-- Goal of the exercise --
Transcribe the material below exactly as it appears.

-- Extracted records --
+ + + + +
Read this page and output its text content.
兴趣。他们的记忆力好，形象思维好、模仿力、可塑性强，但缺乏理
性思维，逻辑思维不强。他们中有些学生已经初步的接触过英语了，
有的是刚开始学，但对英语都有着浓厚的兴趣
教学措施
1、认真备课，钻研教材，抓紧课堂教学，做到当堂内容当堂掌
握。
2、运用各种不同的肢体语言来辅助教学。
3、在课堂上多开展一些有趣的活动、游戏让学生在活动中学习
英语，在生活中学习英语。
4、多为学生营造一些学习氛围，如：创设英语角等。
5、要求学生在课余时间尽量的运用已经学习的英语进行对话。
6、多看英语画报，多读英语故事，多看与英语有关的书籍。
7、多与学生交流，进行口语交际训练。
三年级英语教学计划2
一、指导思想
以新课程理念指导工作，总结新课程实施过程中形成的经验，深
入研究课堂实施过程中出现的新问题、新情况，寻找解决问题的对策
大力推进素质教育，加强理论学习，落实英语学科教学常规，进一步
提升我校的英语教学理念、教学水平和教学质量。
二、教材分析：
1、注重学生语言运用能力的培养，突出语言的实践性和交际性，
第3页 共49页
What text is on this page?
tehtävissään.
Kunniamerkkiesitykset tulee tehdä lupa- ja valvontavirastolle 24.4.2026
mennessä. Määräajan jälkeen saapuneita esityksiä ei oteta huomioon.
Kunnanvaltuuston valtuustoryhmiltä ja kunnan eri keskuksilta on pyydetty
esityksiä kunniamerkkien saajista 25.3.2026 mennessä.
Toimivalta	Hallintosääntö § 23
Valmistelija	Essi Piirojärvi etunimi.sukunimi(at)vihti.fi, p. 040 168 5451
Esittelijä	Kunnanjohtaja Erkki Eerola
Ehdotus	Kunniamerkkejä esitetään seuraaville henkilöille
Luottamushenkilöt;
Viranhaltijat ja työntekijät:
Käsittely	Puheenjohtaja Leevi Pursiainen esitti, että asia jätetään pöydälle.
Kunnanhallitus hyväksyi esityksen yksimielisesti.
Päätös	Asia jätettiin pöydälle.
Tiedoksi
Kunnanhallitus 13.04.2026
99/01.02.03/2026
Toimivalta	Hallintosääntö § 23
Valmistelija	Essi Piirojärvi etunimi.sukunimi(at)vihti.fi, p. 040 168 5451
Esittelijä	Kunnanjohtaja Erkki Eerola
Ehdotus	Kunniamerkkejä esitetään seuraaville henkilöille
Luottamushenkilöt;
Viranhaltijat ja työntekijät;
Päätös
+ + + + +
-- The response --
Read this page and output its text content.
兴趣。他们的记忆力好，形象思维好、模仿力、可塑性强，但缺乏理
性思维，逻辑思维不强。他们中有些学生已经初步的接触过英语了，
有的是刚开始学，但对英语都有着浓厚的兴趣
教学措施
1、认真备课，钻研教材，抓紧课堂教学，做到当堂内容当堂掌
握。
2、运用各种不同的肢体语言来辅助教学。
3、在课堂上多开展一些有趣的活动、游戏让学生在活动中学习
英语，在生活中学习英语。
4、多为学生营造一些学习氛围，如：创设英语角等。
5、要求学生在课余时间尽量的运用已经学习的英语进行对话。
6、多看英语画报，多读英语故事，多看与英语有关的书籍。
7、多与学生交流，进行口语交际训练。
三年级英语教学计划2
一、指导思想
以新课程理念指导工作，总结新课程实施过程中形成的经验，深
入研究课堂实施过程中出现的新问题、新情况，寻找解决问题的对策
大力推进素质教育，加强理论学习，落实英语学科教学常规，进一步
提升我校的英语教学理念、教学水平和教学质量。
二、教材分析：
1、注重学生语言运用能力的培养，突出语言的实践性和交际性，
第3页 共49页
What text is on this page?
tehtävissään.
Kunniamerkkiesitykset tulee tehdä lupa- ja valvontavirastolle 24.4.2026
mennessä. Määräajan jälkeen saapuneita esityksiä ei oteta huomioon.
Kunnanvaltuuston valtuustoryhmiltä ja kunnan eri keskuksilta on pyydetty
esityksiä kunniamerkkien saajista 25.3.2026 mennessä.
Toimivalta	Hallintosääntö § 23
Valmistelija	Essi Piirojärvi etunimi.sukunimi(at)vihti.fi, p. 040 168 5451
Esittelijä	Kunnanjohtaja Erkki Eerola
Ehdotus	Kunniamerkkejä esitetään seuraaville henkilöille
Luottamushenkilöt;
Viranhaltijat ja työntekijät:
Käsittely	Puheenjohtaja Leevi Pursiainen esitti, että asia jätetään pöydälle.
Kunnanhallitus hyväksyi esityksen yksimielisesti.
Päätös	Asia jätettiin pöydälle.
Tiedoksi
Kunnanhallitus 13.04.2026
99/01.02.03/2026
Toimivalta	Hallintosääntö § 23
Valmistelija	Essi Piirojärvi etunimi.sukunimi(at)vihti.fi, p. 040 168 5451
Esittelijä	Kunnanjohtaja Erkki Eerola
Ehdotus	Kunniamerkkejä esitetään seuraaville henkilöille
Luottamushenkilöt;
Viranhaltijat ja työntekijät;
Päätös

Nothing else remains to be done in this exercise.